__WHAT TO PRODUCE__.
Keep the wording of each record exactly the same when you repeat it, and leave out pictures.

__DATASET ENTRIES__.
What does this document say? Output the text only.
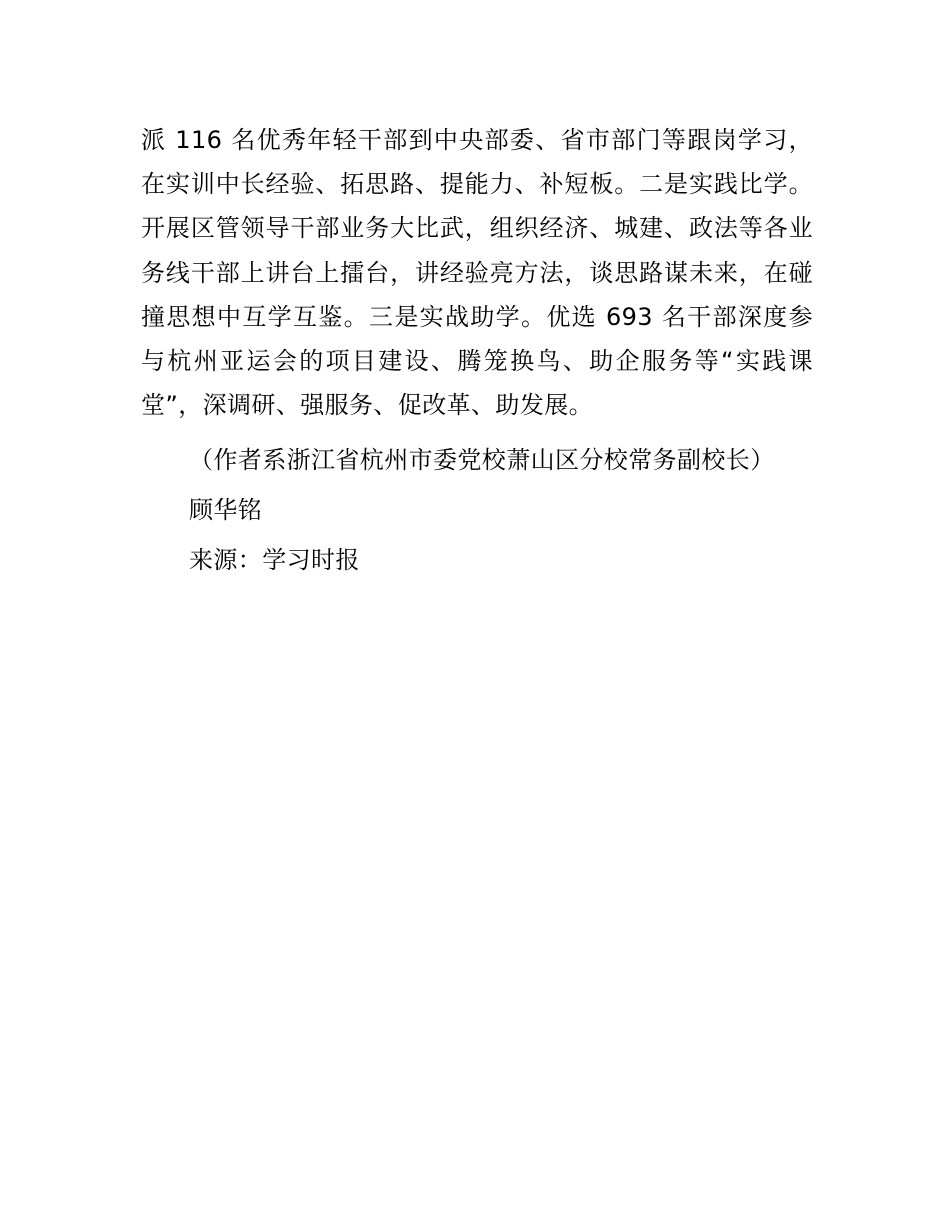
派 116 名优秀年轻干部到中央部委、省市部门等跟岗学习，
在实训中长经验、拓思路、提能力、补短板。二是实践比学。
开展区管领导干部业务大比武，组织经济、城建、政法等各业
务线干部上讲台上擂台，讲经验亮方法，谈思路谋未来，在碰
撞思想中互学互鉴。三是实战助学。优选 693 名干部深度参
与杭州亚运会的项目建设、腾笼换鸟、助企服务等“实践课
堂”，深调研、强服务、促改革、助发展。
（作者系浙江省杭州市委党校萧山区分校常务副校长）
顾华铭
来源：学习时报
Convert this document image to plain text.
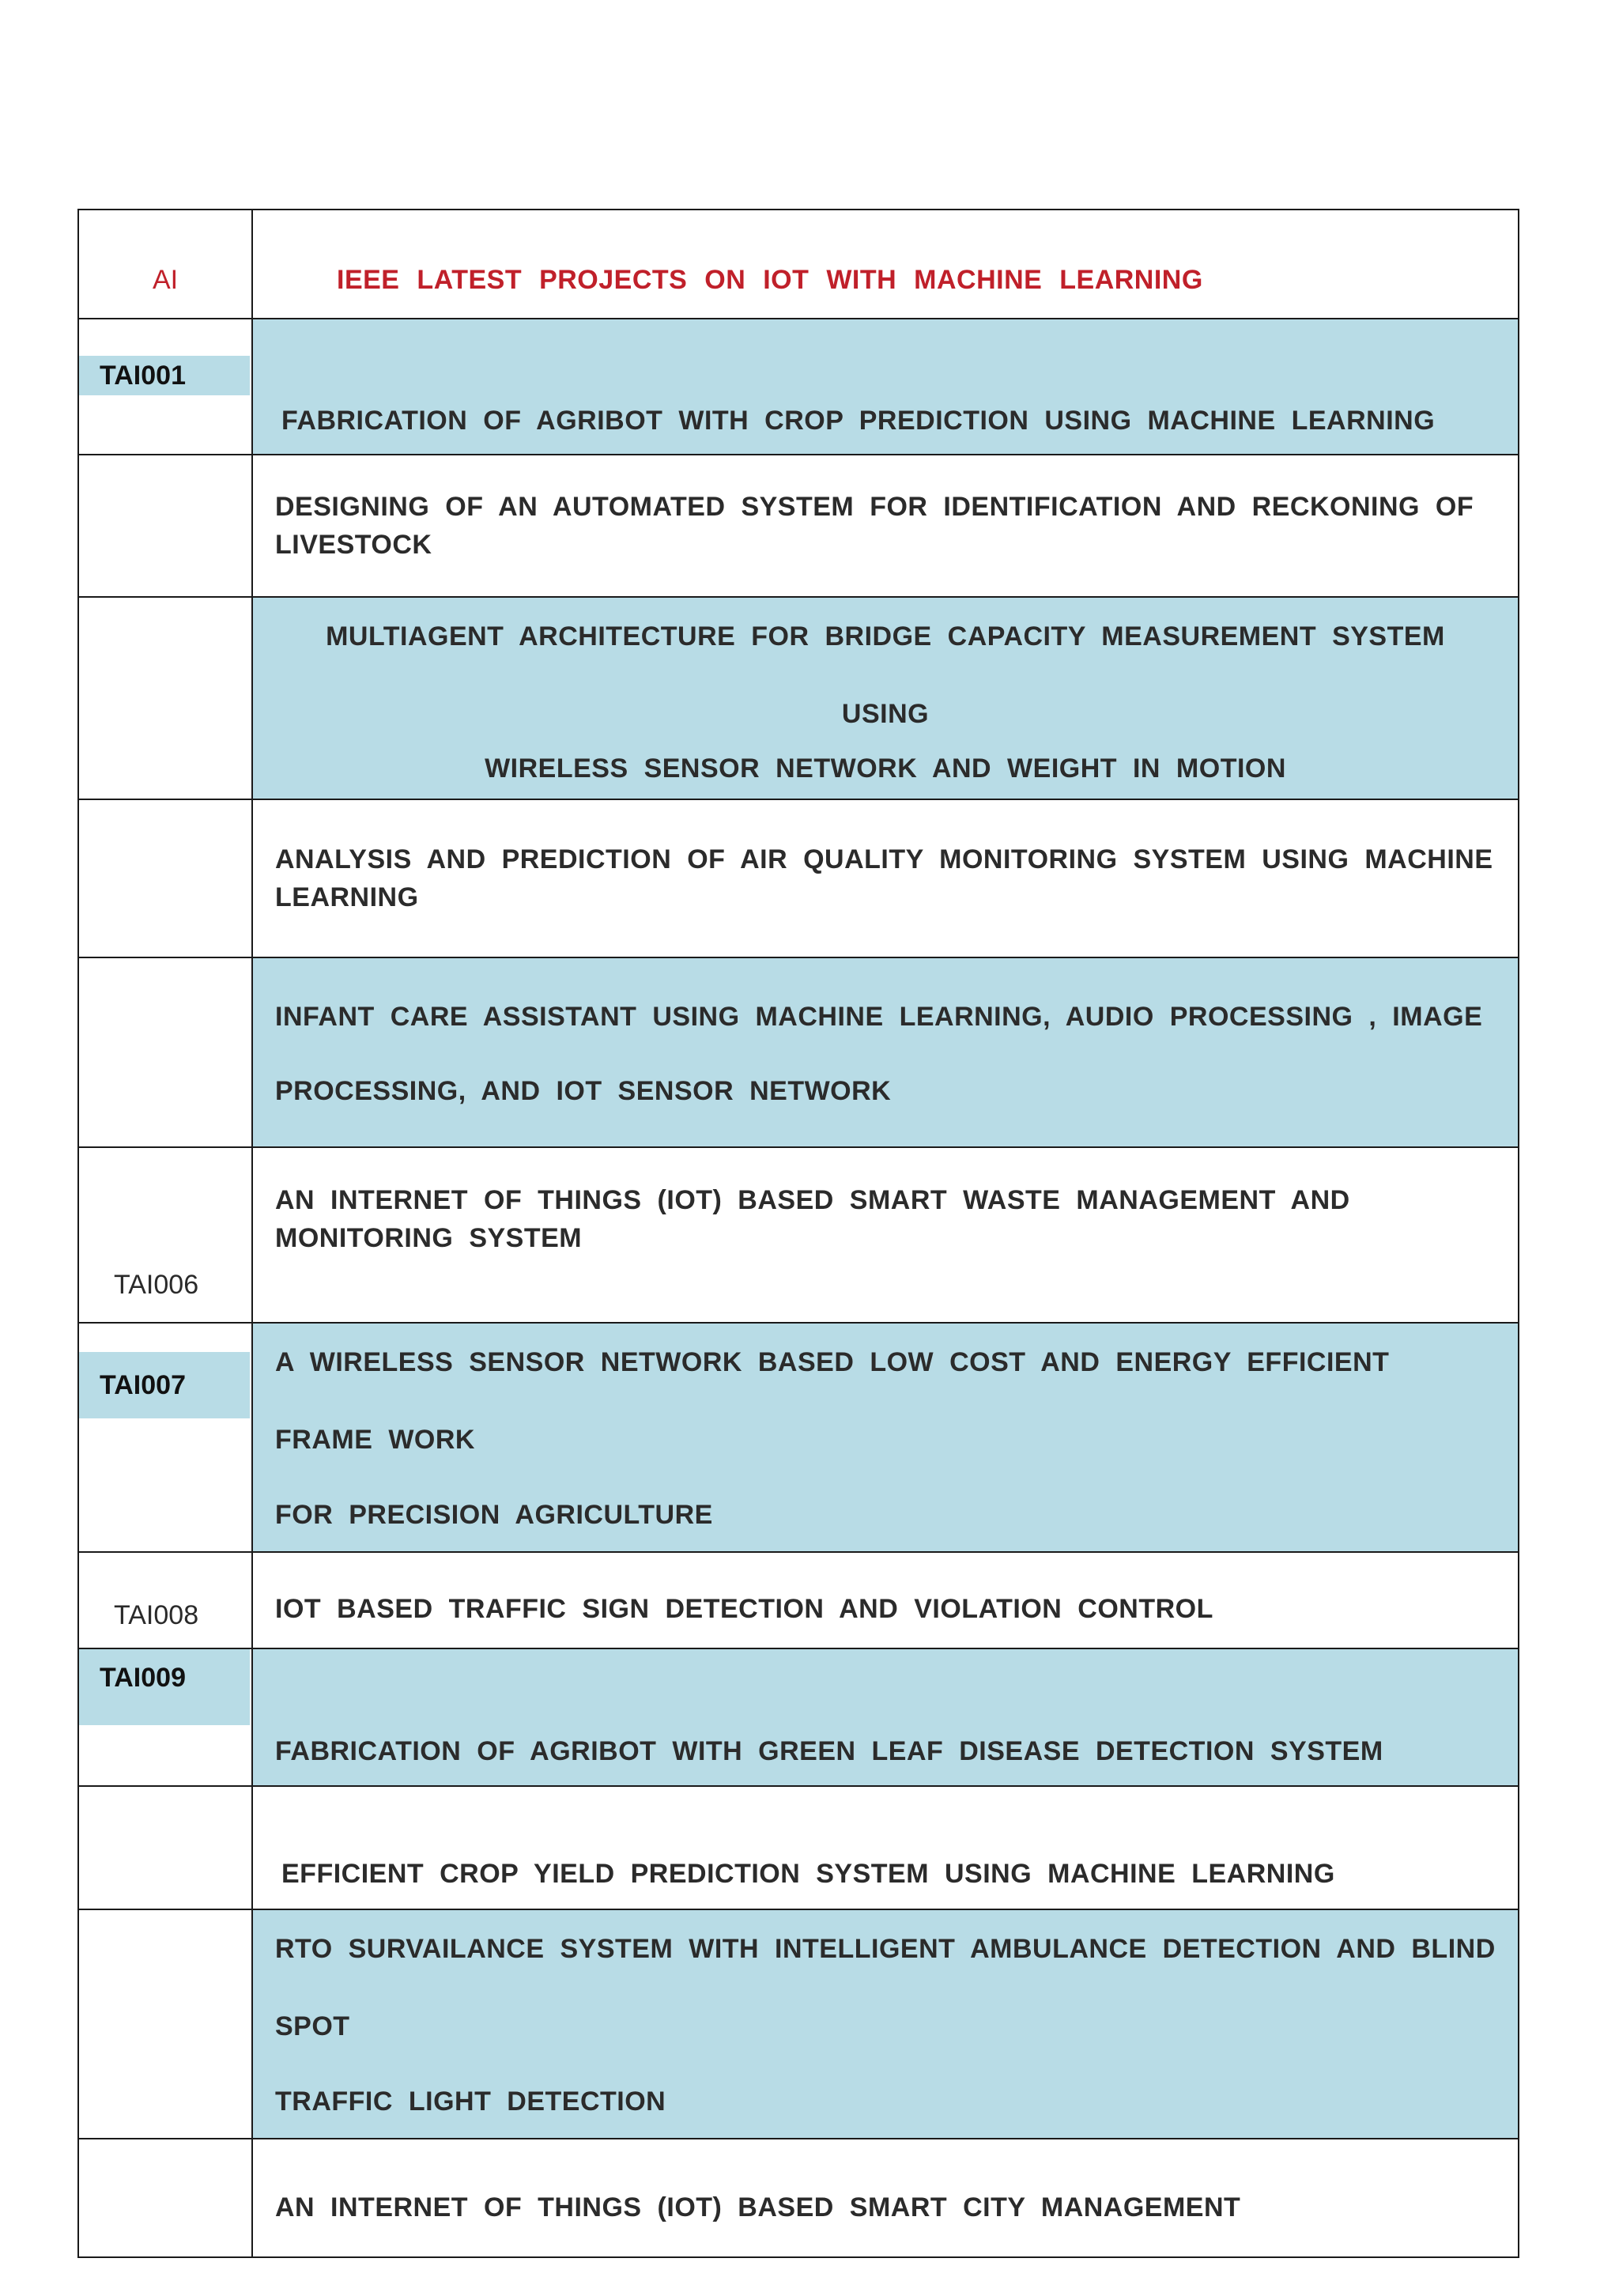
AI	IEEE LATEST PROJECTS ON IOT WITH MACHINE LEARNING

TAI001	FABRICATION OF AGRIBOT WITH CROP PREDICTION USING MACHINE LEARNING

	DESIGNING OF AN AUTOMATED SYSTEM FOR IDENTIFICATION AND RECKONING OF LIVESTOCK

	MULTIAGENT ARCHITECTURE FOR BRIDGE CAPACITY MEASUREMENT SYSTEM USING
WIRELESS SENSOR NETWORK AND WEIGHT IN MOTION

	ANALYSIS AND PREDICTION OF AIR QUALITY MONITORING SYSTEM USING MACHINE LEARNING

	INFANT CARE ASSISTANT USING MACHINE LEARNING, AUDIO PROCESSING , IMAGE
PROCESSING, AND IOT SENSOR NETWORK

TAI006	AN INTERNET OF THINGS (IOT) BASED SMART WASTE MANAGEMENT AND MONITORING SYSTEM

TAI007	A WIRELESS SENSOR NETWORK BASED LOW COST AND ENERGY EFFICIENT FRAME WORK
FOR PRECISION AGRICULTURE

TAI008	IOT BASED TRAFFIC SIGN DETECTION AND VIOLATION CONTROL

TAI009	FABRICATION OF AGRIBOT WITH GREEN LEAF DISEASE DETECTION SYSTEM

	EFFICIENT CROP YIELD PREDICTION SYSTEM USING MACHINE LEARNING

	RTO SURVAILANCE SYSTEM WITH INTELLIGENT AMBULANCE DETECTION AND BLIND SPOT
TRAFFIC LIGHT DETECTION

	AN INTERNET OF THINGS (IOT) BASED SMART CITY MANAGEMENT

__ANSWER TO THE EXERCISE__.
What does this document say? Output the text only.
派 116 名优秀年轻干部到中央部委、省市部门等跟岗学习，
在实训中长经验、拓思路、提能力、补短板。二是实践比学。
开展区管领导干部业务大比武，组织经济、城建、政法等各业
务线干部上讲台上擂台，讲经验亮方法，谈思路谋未来，在碰
撞思想中互学互鉴。三是实战助学。优选 693 名干部深度参
与杭州亚运会的项目建设、腾笼换鸟、助企服务等“实践课
堂”，深调研、强服务、促改革、助发展。
（作者系浙江省杭州市委党校萧山区分校常务副校长）
顾华铭
来源：学习时报
Convert this document image to plain text.
AI	IEEE LATEST PROJECTS ON IOT WITH MACHINE LEARNING

TAI001	FABRICATION OF AGRIBOT WITH CROP PREDICTION USING MACHINE LEARNING

	DESIGNING OF AN AUTOMATED SYSTEM FOR IDENTIFICATION AND RECKONING OF LIVESTOCK

	MULTIAGENT ARCHITECTURE FOR BRIDGE CAPACITY MEASUREMENT SYSTEM USING
WIRELESS SENSOR NETWORK AND WEIGHT IN MOTION

	ANALYSIS AND PREDICTION OF AIR QUALITY MONITORING SYSTEM USING MACHINE LEARNING

	INFANT CARE ASSISTANT USING MACHINE LEARNING, AUDIO PROCESSING , IMAGE
PROCESSING, AND IOT SENSOR NETWORK

TAI006	AN INTERNET OF THINGS (IOT) BASED SMART WASTE MANAGEMENT AND MONITORING SYSTEM

TAI007	A WIRELESS SENSOR NETWORK BASED LOW COST AND ENERGY EFFICIENT FRAME WORK
FOR PRECISION AGRICULTURE

TAI008	IOT BASED TRAFFIC SIGN DETECTION AND VIOLATION CONTROL

TAI009	FABRICATION OF AGRIBOT WITH GREEN LEAF DISEASE DETECTION SYSTEM

	EFFICIENT CROP YIELD PREDICTION SYSTEM USING MACHINE LEARNING

	RTO SURVAILANCE SYSTEM WITH INTELLIGENT AMBULANCE DETECTION AND BLIND SPOT
TRAFFIC LIGHT DETECTION

	AN INTERNET OF THINGS (IOT) BASED SMART CITY MANAGEMENT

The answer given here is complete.